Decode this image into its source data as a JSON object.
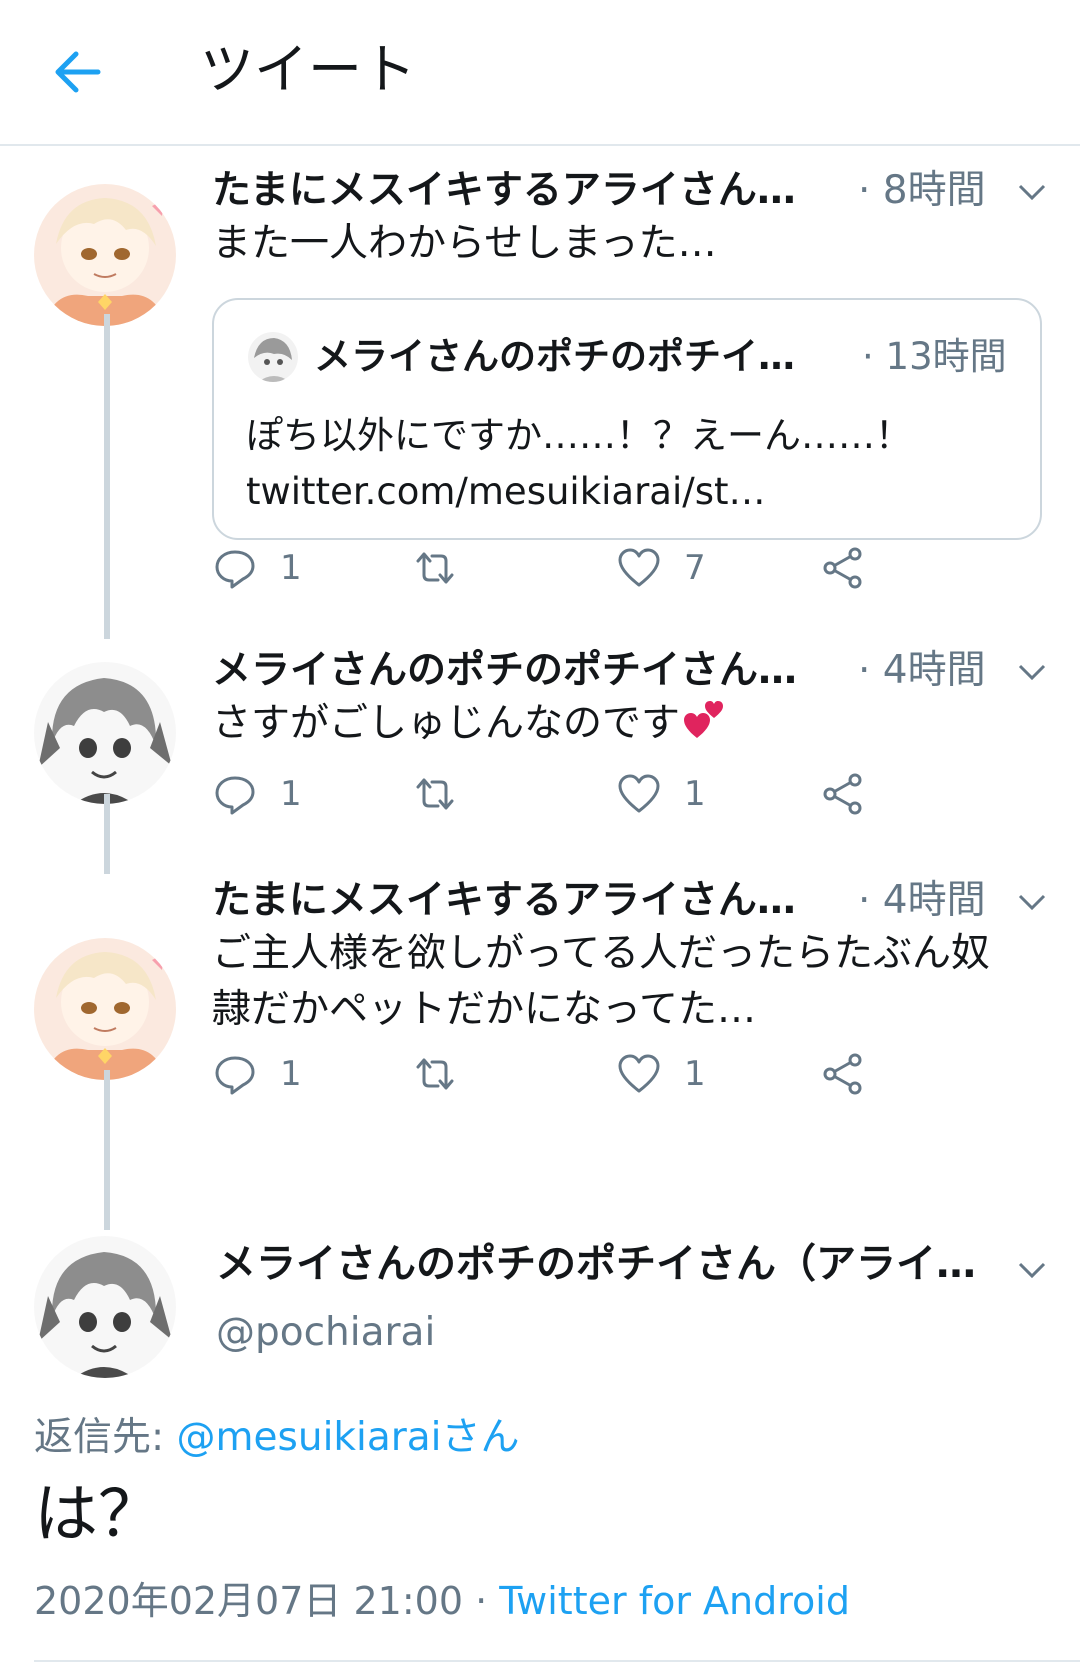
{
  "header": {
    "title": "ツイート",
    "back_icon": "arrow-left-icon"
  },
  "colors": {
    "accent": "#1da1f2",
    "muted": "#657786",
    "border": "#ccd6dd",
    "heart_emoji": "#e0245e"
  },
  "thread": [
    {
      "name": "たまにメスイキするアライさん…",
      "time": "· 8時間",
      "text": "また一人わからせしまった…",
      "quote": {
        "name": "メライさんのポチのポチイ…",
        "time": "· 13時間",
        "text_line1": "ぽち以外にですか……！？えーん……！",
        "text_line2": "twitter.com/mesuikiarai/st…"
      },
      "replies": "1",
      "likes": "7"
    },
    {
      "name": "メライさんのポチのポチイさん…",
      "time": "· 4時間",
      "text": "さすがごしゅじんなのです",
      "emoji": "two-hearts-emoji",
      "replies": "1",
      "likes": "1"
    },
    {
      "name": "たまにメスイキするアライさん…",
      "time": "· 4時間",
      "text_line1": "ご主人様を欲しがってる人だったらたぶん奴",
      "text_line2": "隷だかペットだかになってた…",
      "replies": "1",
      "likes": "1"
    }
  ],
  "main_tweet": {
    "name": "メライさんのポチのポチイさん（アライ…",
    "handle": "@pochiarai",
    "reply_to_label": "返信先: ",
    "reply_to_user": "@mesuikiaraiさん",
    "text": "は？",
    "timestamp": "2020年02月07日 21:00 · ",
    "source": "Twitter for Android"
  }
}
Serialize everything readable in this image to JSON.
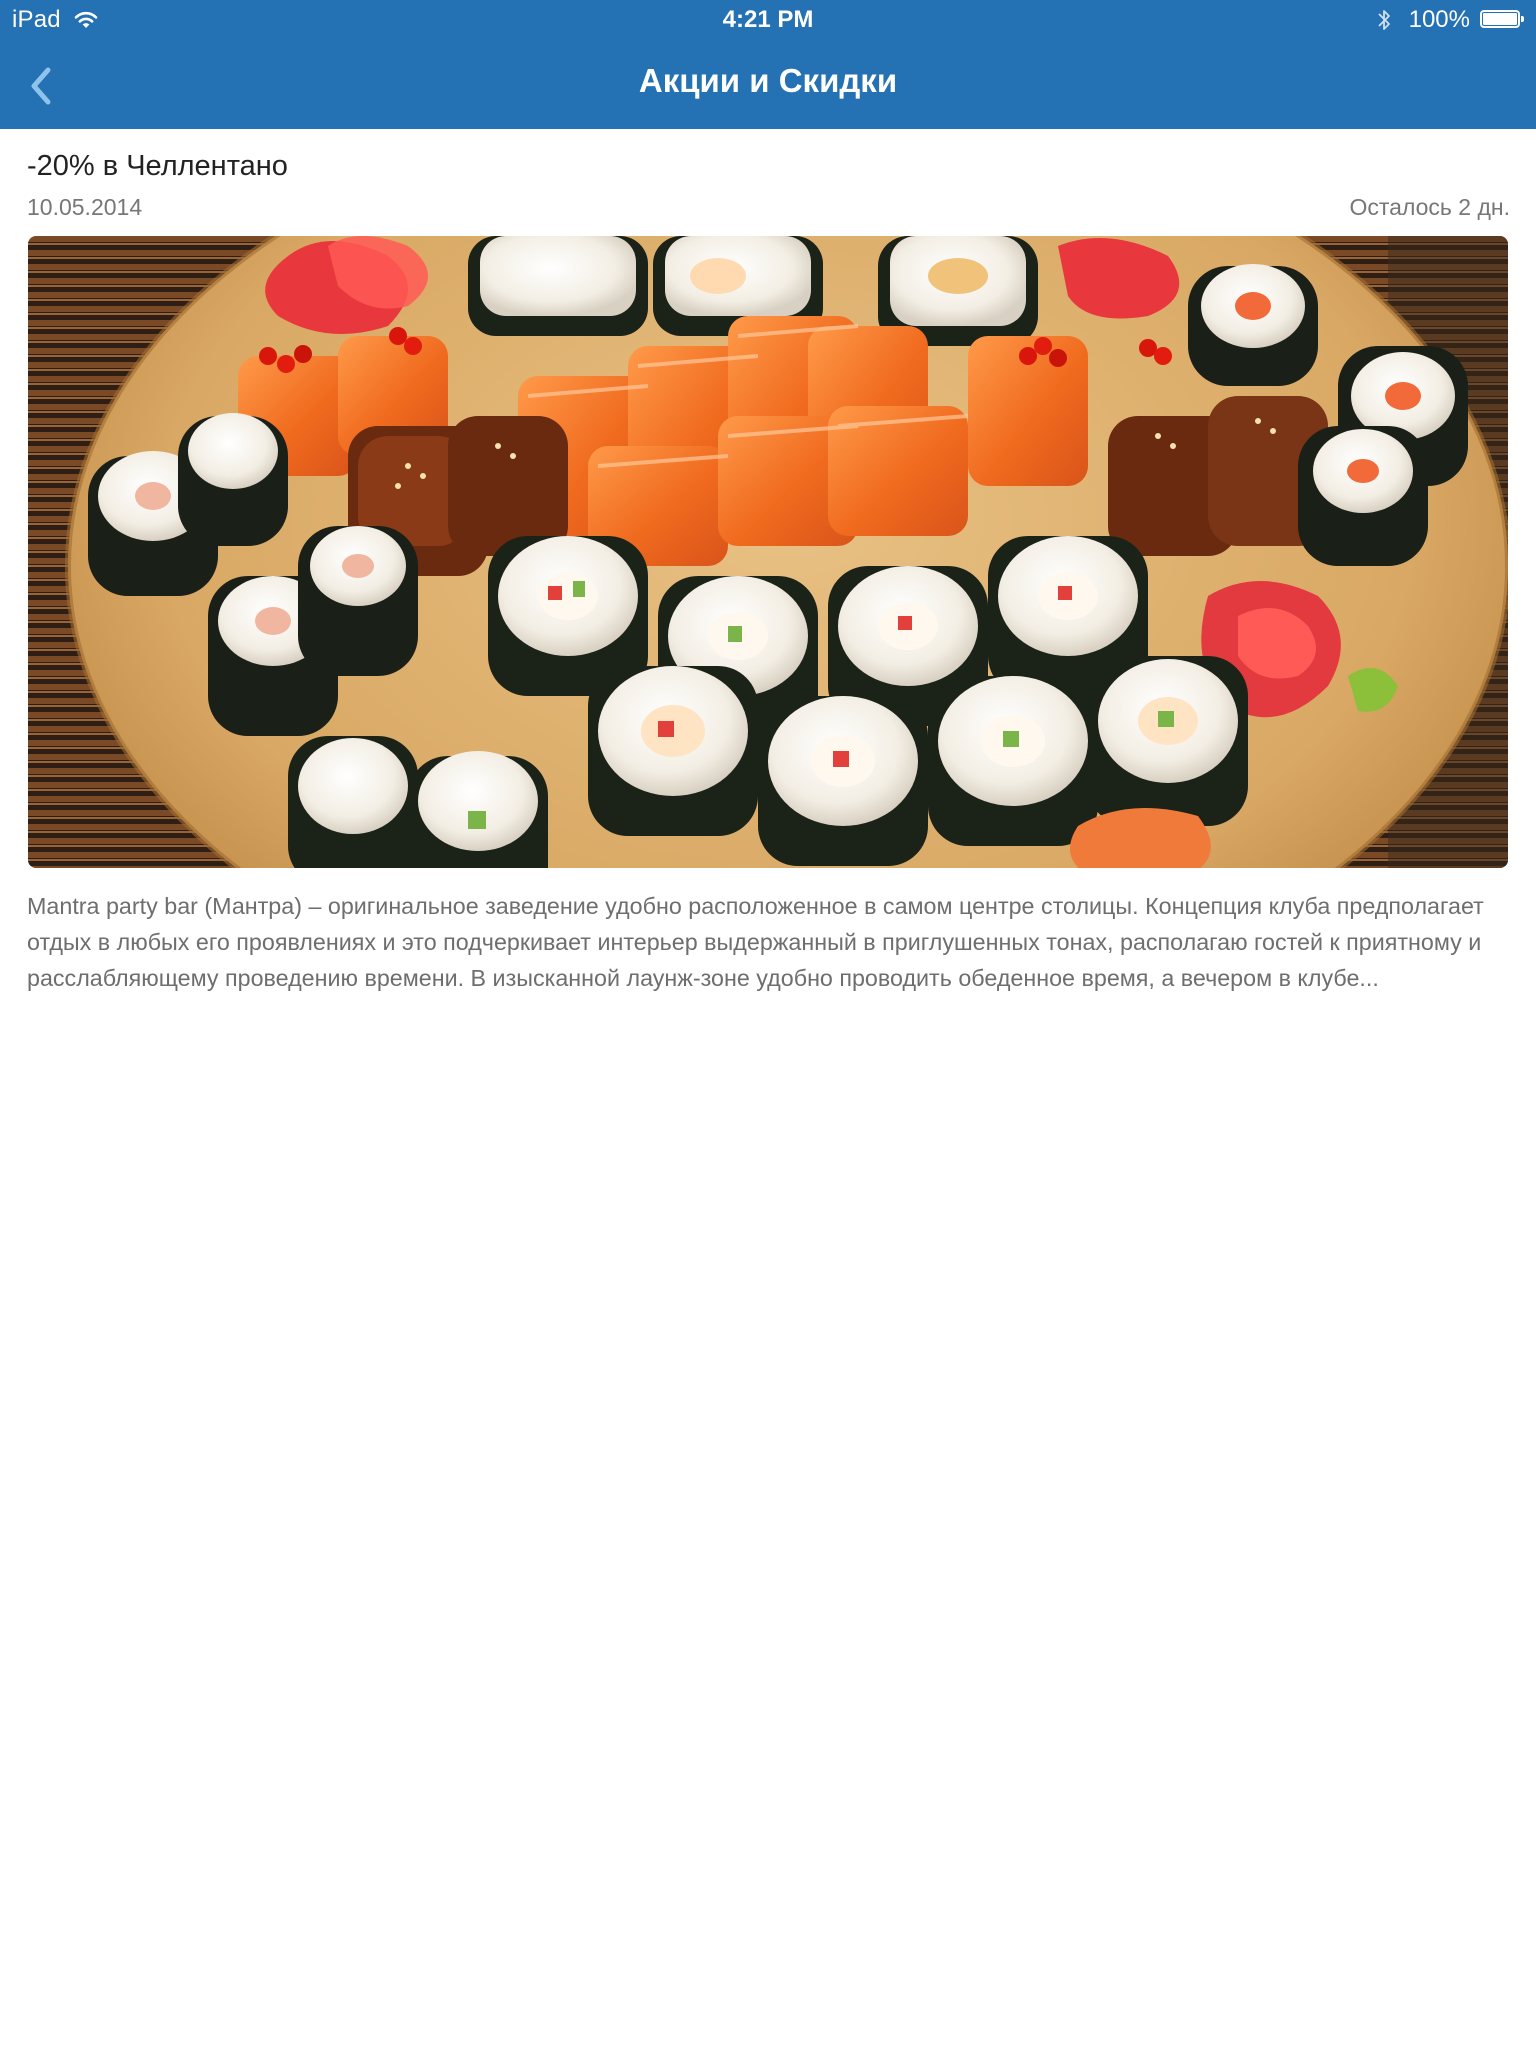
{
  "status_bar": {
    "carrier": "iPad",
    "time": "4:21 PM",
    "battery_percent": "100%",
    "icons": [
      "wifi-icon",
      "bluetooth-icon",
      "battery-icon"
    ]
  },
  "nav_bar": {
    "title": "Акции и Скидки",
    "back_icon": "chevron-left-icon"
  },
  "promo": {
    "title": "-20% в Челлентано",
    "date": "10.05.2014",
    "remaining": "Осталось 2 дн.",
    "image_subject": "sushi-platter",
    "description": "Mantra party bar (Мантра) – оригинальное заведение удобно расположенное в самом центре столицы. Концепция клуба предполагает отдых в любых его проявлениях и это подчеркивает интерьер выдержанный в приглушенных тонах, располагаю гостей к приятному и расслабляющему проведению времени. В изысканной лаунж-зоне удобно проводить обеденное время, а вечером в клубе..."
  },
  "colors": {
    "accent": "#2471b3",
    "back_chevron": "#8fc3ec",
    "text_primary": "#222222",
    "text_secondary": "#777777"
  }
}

Aim:
Your task is to collect every line above that contains the word "JSON".

Exercise result:
Decode this image into its source data as a JSON object.
Serialize everything readable in this image to JSON.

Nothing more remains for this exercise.